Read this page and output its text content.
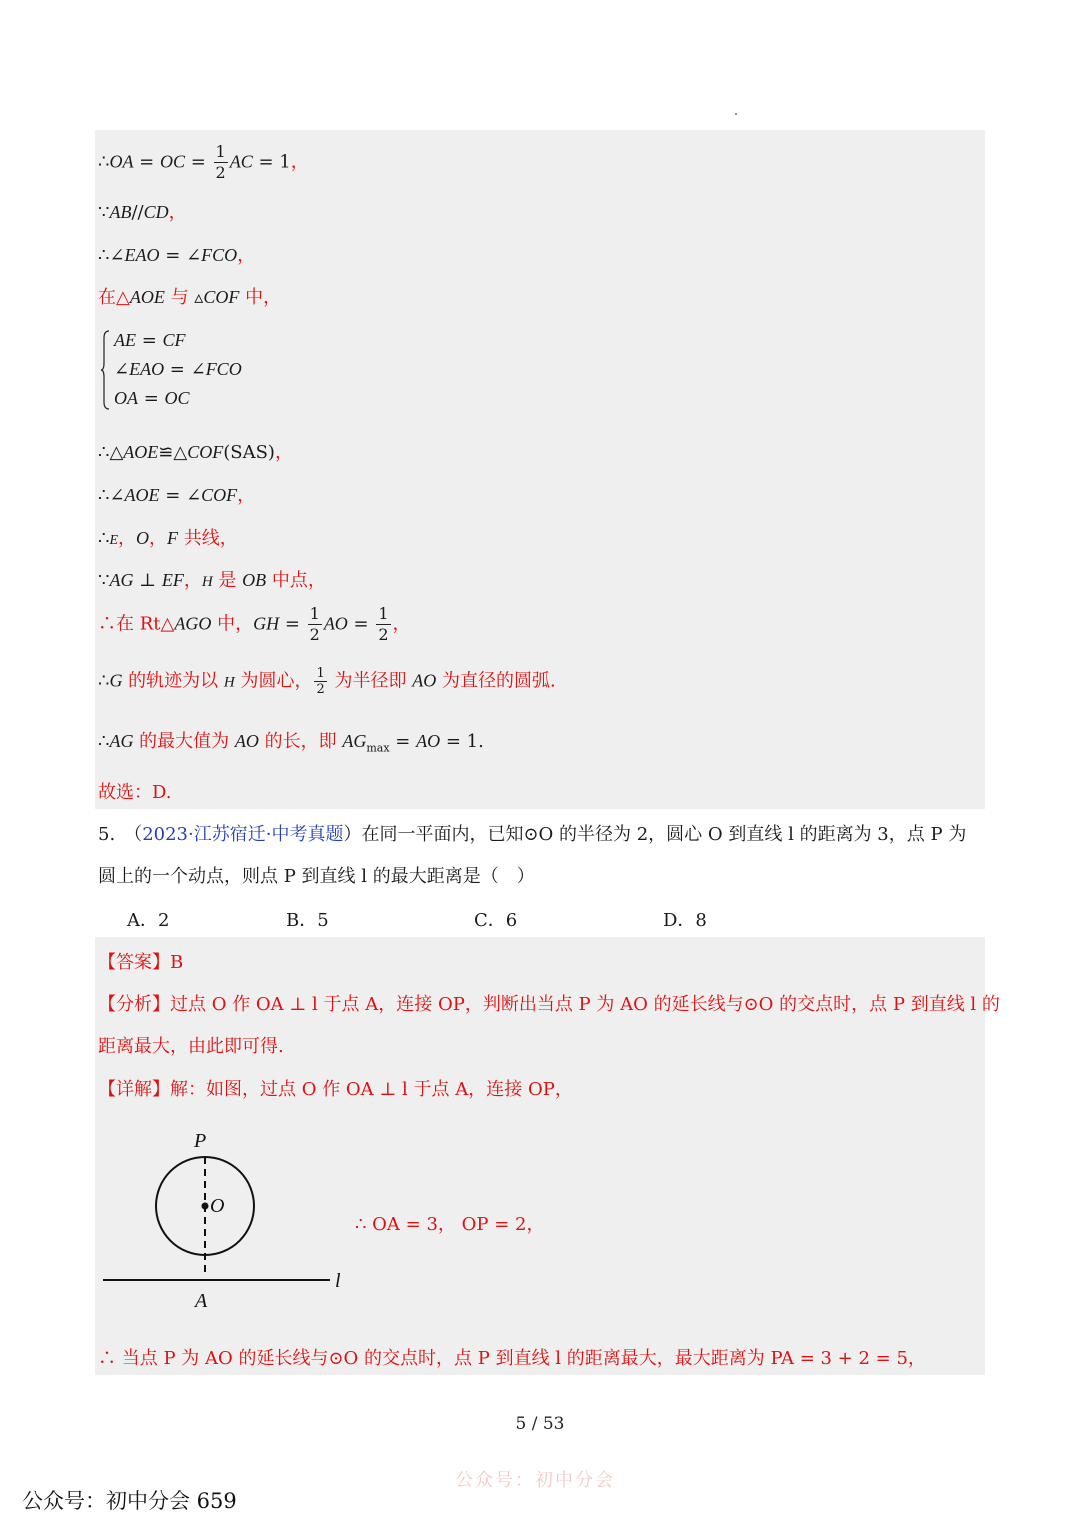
∴OA = OC = $\frac{1}{2}$ AC = 1，
∵AB//CD，
∴∠EAO = ∠FCO，
在△AOE 与 ▵COF 中，
AE = CF
∠EAO = ∠FCO
OA = OC
∴△AOE≌△COF(SAS)，
∴∠AOE = ∠COF，
∴E，O，F 共线，
∵AG ⊥ EF，H 是 OB 中点，
∴在 Rt△AGO 中，GH = $\frac{1}{2}$ AO = $\frac{1}{2}$ ，
∴G 的轨迹为以 H 为圆心， $\frac{1}{2}$ 为半径即 AO 为直径的圆弧.
∴AG 的最大值为 AO 的长，即 $AG_{max}$ = AO = 1.
故选：D.
5.　（2023·江苏宿迁·中考真题）在同一平面内，已知⊙O 的半径为 2，圆心 O 到直线 l 的距离为 3，点 P 为
圆上的一个动点，则点 P 到直线 l 的最大距离是（　）
A．2	B．5	C．6	D．8
【答案】B
【分析】过点 O 作 OA ⊥ l 于点 A，连接 OP，判断出当点 P 为 AO 的延长线与⊙O 的交点时，点 P 到直线 l 的
距离最大，由此即可得.
【详解】解：如图，过点 O 作 OA ⊥ l 于点 A，连接 OP，
P
O
A
l
∴ OA = 3， OP = 2，
∴ 当点 P 为 AO 的延长线与⊙O 的交点时，点 P 到直线 l 的距离最大，最大距离为 PA = 3 + 2 = 5，
5 / 53
公众号：初中分会
公众号：初中分会 659
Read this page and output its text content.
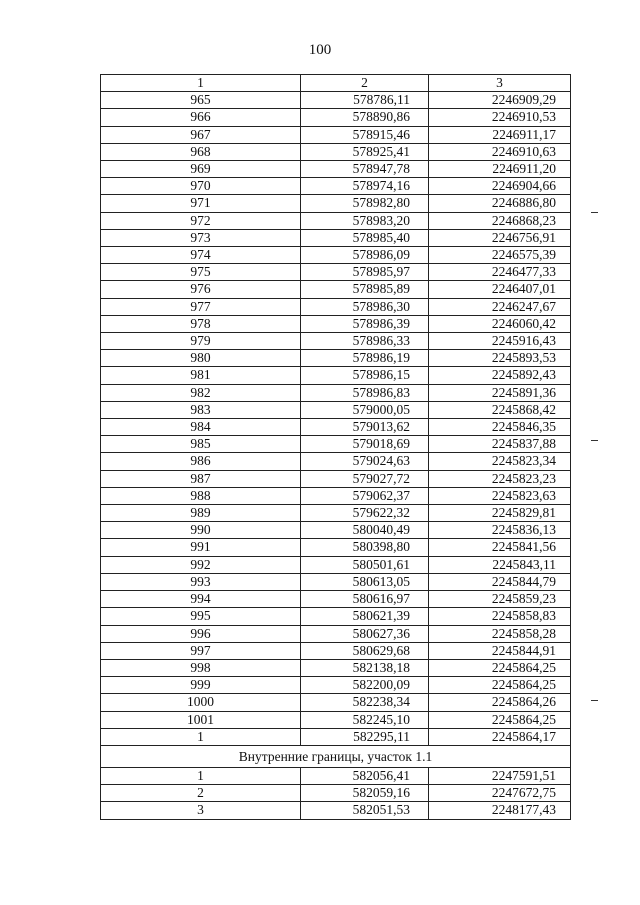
100
1	2	3
965	578786,11	2246909,29
966	578890,86	2246910,53
967	578915,46	2246911,17
968	578925,41	2246910,63
969	578947,78	2246911,20
970	578974,16	2246904,66
971	578982,80	2246886,80
972	578983,20	2246868,23
973	578985,40	2246756,91
974	578986,09	2246575,39
975	578985,97	2246477,33
976	578985,89	2246407,01
977	578986,30	2246247,67
978	578986,39	2246060,42
979	578986,33	2245916,43
980	578986,19	2245893,53
981	578986,15	2245892,43
982	578986,83	2245891,36
983	579000,05	2245868,42
984	579013,62	2245846,35
985	579018,69	2245837,88
986	579024,63	2245823,34
987	579027,72	2245823,23
988	579062,37	2245823,63
989	579622,32	2245829,81
990	580040,49	2245836,13
991	580398,80	2245841,56
992	580501,61	2245843,11
993	580613,05	2245844,79
994	580616,97	2245859,23
995	580621,39	2245858,83
996	580627,36	2245858,28
997	580629,68	2245844,91
998	582138,18	2245864,25
999	582200,09	2245864,25
1000	582238,34	2245864,26
1001	582245,10	2245864,25
1	582295,11	2245864,17
Внутренние границы, участок 1.1		
1	582056,41	2247591,51
2	582059,16	2247672,75
3	582051,53	2248177,43
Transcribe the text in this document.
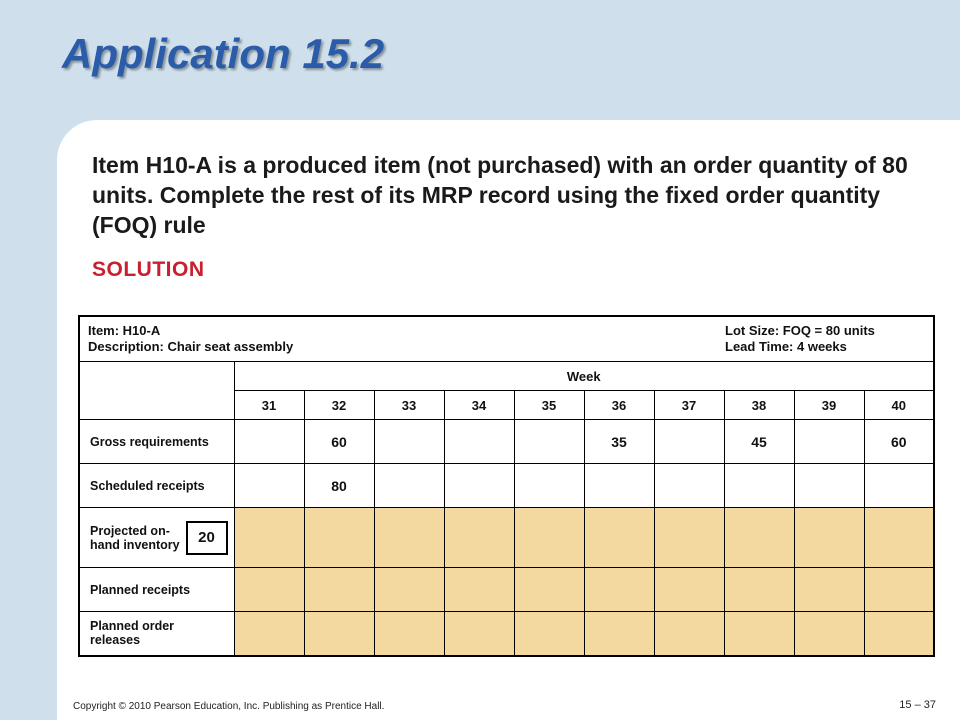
Application 15.2

Item H10-A is a produced item (not purchased) with an order quantity of 80 units. Complete the rest of its MRP record using the fixed order quantity (FOQ) rule

SOLUTION

Item: H10-A
Description: Chair seat assembly
Lot Size: FOQ = 80 units
Lead Time: 4 weeks										

	Week									
	31	32	33	34	35	36	37	38	39	40
Gross requirements		60				35		45		60
Scheduled receipts		80								

Projected on-hand inventory 20										

Planned receipts										
Planned order releases										
Copyright © 2010 Pearson Education, Inc. Publishing as Prentice Hall.	15 – 37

....

Description of the task —
Your output should consist solely of the lines from the line containing "Transcribe the text in this document." through the last line of the entries, verbatim, minus any pictures.

Output of the exercise —
Transcribe the text in this document.
Application 15.2

Item H10-A is a produced item (not purchased) with an order quantity of 80 units. Complete the rest of its MRP record using the fixed order quantity (FOQ) rule

SOLUTION

Item: H10-A
Description: Chair seat assembly
Lot Size: FOQ = 80 units
Lead Time: 4 weeks										

	Week									
	31	32	33	34	35	36	37	38	39	40
Gross requirements		60				35		45		60
Scheduled receipts		80								

Projected on-hand inventory 20										

Planned receipts										
Planned order releases										
Copyright © 2010 Pearson Education, Inc. Publishing as Prentice Hall.	15 – 37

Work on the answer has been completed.